### [Description of the task]
Gather all lines in the data that hold the string "image".

··· Data shown

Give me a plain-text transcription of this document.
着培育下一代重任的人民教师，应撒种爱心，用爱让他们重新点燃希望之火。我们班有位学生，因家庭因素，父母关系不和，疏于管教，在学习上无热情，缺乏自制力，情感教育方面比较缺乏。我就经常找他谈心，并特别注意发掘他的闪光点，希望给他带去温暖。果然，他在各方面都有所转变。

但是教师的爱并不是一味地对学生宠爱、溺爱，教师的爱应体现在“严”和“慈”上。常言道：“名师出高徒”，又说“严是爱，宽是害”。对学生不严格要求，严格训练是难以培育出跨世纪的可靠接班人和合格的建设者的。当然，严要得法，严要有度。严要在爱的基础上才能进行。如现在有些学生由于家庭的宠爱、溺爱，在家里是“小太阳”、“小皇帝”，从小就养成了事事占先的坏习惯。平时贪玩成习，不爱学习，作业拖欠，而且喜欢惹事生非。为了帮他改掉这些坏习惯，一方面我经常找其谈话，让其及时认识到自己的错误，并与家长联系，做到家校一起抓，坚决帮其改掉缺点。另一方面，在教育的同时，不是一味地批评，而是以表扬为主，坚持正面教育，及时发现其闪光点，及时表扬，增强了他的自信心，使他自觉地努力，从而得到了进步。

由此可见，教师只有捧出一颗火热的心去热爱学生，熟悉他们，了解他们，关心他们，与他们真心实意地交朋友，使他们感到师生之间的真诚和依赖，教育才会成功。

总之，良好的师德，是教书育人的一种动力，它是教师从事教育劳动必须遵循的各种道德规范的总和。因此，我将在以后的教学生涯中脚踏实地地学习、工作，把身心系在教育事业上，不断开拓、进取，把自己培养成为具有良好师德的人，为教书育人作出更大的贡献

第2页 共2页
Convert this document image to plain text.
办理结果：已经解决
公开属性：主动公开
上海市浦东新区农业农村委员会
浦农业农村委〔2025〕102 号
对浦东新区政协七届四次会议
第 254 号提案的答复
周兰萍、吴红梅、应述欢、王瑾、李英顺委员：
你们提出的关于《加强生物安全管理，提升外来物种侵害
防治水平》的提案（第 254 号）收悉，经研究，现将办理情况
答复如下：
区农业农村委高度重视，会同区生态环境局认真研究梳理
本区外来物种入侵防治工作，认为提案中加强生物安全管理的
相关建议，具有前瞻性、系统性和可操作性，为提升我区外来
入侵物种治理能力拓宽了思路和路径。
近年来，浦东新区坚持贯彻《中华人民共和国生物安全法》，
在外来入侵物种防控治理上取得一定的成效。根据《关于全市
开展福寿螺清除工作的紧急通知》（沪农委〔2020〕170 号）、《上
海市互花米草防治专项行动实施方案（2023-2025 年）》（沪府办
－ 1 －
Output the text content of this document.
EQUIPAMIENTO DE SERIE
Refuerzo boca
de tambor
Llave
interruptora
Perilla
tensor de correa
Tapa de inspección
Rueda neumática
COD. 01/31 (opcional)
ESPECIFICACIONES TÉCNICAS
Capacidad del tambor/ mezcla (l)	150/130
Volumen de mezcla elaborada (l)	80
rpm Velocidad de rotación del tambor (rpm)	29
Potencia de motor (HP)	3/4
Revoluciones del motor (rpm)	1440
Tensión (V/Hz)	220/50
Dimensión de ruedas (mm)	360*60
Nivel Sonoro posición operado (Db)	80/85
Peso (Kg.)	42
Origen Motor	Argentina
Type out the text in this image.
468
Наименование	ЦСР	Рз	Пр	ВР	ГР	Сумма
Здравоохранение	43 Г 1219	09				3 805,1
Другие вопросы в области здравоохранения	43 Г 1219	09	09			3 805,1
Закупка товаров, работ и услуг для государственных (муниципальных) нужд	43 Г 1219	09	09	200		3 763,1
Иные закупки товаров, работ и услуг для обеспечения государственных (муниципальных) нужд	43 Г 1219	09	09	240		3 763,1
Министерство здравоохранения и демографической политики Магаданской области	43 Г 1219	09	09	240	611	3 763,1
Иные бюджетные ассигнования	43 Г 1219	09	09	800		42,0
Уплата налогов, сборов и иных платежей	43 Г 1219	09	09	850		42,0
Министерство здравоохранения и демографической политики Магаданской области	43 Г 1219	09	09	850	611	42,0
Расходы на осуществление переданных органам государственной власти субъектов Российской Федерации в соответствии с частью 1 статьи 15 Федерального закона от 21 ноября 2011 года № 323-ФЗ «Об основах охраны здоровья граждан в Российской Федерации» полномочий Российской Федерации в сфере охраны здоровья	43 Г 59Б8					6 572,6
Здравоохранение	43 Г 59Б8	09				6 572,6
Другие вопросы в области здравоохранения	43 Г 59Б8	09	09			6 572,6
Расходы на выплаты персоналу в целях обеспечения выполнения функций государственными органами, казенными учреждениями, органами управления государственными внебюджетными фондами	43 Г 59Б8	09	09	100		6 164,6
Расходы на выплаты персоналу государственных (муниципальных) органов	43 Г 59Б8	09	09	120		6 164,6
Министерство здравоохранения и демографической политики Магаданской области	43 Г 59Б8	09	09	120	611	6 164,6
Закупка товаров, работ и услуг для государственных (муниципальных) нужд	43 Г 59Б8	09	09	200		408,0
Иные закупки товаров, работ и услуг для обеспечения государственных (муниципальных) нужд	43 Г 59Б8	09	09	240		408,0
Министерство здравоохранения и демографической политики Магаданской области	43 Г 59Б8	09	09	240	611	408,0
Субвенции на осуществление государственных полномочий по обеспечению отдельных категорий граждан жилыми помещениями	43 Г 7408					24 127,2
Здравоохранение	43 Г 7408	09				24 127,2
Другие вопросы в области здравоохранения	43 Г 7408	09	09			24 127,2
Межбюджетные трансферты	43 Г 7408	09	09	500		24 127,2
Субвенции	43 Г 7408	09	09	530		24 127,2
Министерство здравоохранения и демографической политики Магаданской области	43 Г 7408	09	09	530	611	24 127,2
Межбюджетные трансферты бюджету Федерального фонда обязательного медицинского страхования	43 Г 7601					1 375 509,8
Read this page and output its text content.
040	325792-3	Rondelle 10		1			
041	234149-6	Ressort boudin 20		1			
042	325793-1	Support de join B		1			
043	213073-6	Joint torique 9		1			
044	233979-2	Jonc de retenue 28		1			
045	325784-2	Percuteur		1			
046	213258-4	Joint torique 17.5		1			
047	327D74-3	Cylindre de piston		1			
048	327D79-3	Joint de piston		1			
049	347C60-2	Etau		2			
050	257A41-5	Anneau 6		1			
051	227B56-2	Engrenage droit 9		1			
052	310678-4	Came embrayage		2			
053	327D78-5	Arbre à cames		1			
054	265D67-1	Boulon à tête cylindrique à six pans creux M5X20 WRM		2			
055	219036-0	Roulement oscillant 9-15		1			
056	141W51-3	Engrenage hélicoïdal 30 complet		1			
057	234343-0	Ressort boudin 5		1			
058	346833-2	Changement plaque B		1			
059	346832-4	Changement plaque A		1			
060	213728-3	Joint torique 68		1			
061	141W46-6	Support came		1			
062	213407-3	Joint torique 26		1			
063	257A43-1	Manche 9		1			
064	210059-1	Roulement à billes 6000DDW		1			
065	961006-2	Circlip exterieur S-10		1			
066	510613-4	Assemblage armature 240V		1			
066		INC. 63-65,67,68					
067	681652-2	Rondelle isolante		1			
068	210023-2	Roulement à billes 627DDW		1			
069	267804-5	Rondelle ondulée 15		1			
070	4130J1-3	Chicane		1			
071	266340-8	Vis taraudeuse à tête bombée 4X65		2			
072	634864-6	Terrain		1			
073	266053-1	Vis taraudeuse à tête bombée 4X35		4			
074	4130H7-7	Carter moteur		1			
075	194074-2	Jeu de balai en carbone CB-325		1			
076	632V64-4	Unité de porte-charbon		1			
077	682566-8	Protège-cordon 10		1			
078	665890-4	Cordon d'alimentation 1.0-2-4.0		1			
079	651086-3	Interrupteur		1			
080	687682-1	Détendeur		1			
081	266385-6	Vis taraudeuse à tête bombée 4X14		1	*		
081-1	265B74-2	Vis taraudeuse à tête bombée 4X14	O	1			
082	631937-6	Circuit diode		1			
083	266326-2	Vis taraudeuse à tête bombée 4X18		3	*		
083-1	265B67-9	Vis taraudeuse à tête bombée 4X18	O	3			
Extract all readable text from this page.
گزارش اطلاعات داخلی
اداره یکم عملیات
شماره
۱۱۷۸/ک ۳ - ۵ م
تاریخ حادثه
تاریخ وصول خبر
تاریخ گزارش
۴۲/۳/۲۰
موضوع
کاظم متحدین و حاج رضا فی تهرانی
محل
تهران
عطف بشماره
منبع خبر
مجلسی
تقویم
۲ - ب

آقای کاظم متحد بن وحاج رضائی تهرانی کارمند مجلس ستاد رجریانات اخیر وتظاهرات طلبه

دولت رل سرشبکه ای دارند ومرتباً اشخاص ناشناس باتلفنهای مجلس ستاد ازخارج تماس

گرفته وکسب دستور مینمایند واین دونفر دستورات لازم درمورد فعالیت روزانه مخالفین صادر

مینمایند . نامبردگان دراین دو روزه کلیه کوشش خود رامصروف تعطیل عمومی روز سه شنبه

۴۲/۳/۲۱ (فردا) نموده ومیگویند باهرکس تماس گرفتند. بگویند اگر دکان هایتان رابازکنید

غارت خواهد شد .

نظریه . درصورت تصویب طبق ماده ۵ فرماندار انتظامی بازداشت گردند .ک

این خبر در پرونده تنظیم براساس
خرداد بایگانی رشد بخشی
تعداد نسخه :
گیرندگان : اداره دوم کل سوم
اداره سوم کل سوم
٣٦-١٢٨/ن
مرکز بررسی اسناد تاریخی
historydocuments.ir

······

### [Right answer]
Convert this document image to plain text.
Type out the text in this image.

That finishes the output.